**Given entries:**
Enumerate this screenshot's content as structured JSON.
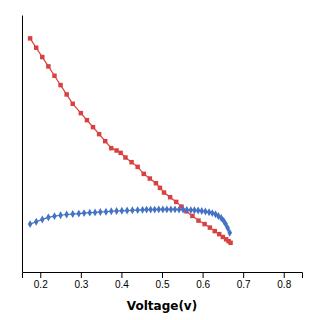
{
  "chart_data": {
    "type": "line",
    "xlabel": "Voltage(v)",
    "xlim": [
      0.155,
      0.845
    ],
    "ylim": [
      -0.05,
      1.05
    ],
    "xticks": [
      0.2,
      0.3,
      0.4,
      0.5,
      0.6,
      0.7,
      0.8
    ],
    "tick_labels": "x",
    "grid": false,
    "series": [
      {
        "color": "#d94040",
        "marker": "square",
        "x": [
          0.175,
          0.19,
          0.205,
          0.22,
          0.235,
          0.25,
          0.265,
          0.28,
          0.3,
          0.315,
          0.33,
          0.345,
          0.36,
          0.375,
          0.388,
          0.398,
          0.41,
          0.425,
          0.44,
          0.455,
          0.47,
          0.485,
          0.495,
          0.505,
          0.52,
          0.535,
          0.548,
          0.56,
          0.575,
          0.59,
          0.605,
          0.618,
          0.63,
          0.641,
          0.65,
          0.658,
          0.664,
          0.669
        ],
        "values": [
          0.95,
          0.91,
          0.87,
          0.83,
          0.79,
          0.75,
          0.71,
          0.67,
          0.63,
          0.6,
          0.57,
          0.54,
          0.51,
          0.48,
          0.47,
          0.46,
          0.44,
          0.42,
          0.4,
          0.37,
          0.35,
          0.33,
          0.31,
          0.29,
          0.27,
          0.25,
          0.23,
          0.21,
          0.19,
          0.17,
          0.155,
          0.14,
          0.125,
          0.112,
          0.1,
          0.09,
          0.082,
          0.075
        ]
      },
      {
        "color": "#4472c4",
        "marker": "diamond",
        "x": [
          0.175,
          0.19,
          0.205,
          0.22,
          0.235,
          0.25,
          0.265,
          0.28,
          0.295,
          0.308,
          0.322,
          0.335,
          0.348,
          0.362,
          0.375,
          0.388,
          0.401,
          0.414,
          0.427,
          0.44,
          0.452,
          0.462,
          0.472,
          0.482,
          0.492,
          0.502,
          0.512,
          0.522,
          0.532,
          0.542,
          0.552,
          0.561,
          0.571,
          0.58,
          0.589,
          0.598,
          0.607,
          0.616,
          0.624,
          0.632,
          0.639,
          0.646,
          0.652,
          0.657,
          0.662,
          0.667
        ],
        "values": [
          0.155,
          0.165,
          0.175,
          0.184,
          0.189,
          0.193,
          0.196,
          0.198,
          0.2,
          0.202,
          0.204,
          0.205,
          0.207,
          0.208,
          0.21,
          0.211,
          0.212,
          0.213,
          0.214,
          0.215,
          0.216,
          0.217,
          0.217,
          0.217,
          0.218,
          0.218,
          0.218,
          0.218,
          0.218,
          0.217,
          0.217,
          0.216,
          0.215,
          0.214,
          0.213,
          0.211,
          0.209,
          0.206,
          0.202,
          0.197,
          0.19,
          0.181,
          0.169,
          0.155,
          0.138,
          0.118
        ]
      }
    ]
  }
}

**Exercise directions:**
All of the material above is to be copied exactly, except for its images.

**The answer:**
Enumerate this screenshot's content as structured JSON.
{
  "chart_data": {
    "type": "line",
    "xlabel": "Voltage(v)",
    "xlim": [
      0.155,
      0.845
    ],
    "ylim": [
      -0.05,
      1.05
    ],
    "xticks": [
      0.2,
      0.3,
      0.4,
      0.5,
      0.6,
      0.7,
      0.8
    ],
    "tick_labels": "x",
    "grid": false,
    "series": [
      {
        "color": "#d94040",
        "marker": "square",
        "x": [
          0.175,
          0.19,
          0.205,
          0.22,
          0.235,
          0.25,
          0.265,
          0.28,
          0.3,
          0.315,
          0.33,
          0.345,
          0.36,
          0.375,
          0.388,
          0.398,
          0.41,
          0.425,
          0.44,
          0.455,
          0.47,
          0.485,
          0.495,
          0.505,
          0.52,
          0.535,
          0.548,
          0.56,
          0.575,
          0.59,
          0.605,
          0.618,
          0.63,
          0.641,
          0.65,
          0.658,
          0.664,
          0.669
        ],
        "values": [
          0.95,
          0.91,
          0.87,
          0.83,
          0.79,
          0.75,
          0.71,
          0.67,
          0.63,
          0.6,
          0.57,
          0.54,
          0.51,
          0.48,
          0.47,
          0.46,
          0.44,
          0.42,
          0.4,
          0.37,
          0.35,
          0.33,
          0.31,
          0.29,
          0.27,
          0.25,
          0.23,
          0.21,
          0.19,
          0.17,
          0.155,
          0.14,
          0.125,
          0.112,
          0.1,
          0.09,
          0.082,
          0.075
        ]
      },
      {
        "color": "#4472c4",
        "marker": "diamond",
        "x": [
          0.175,
          0.19,
          0.205,
          0.22,
          0.235,
          0.25,
          0.265,
          0.28,
          0.295,
          0.308,
          0.322,
          0.335,
          0.348,
          0.362,
          0.375,
          0.388,
          0.401,
          0.414,
          0.427,
          0.44,
          0.452,
          0.462,
          0.472,
          0.482,
          0.492,
          0.502,
          0.512,
          0.522,
          0.532,
          0.542,
          0.552,
          0.561,
          0.571,
          0.58,
          0.589,
          0.598,
          0.607,
          0.616,
          0.624,
          0.632,
          0.639,
          0.646,
          0.652,
          0.657,
          0.662,
          0.667
        ],
        "values": [
          0.155,
          0.165,
          0.175,
          0.184,
          0.189,
          0.193,
          0.196,
          0.198,
          0.2,
          0.202,
          0.204,
          0.205,
          0.207,
          0.208,
          0.21,
          0.211,
          0.212,
          0.213,
          0.214,
          0.215,
          0.216,
          0.217,
          0.217,
          0.217,
          0.218,
          0.218,
          0.218,
          0.218,
          0.218,
          0.217,
          0.217,
          0.216,
          0.215,
          0.214,
          0.213,
          0.211,
          0.209,
          0.206,
          0.202,
          0.197,
          0.19,
          0.181,
          0.169,
          0.155,
          0.138,
          0.118
        ]
      }
    ]
  }
}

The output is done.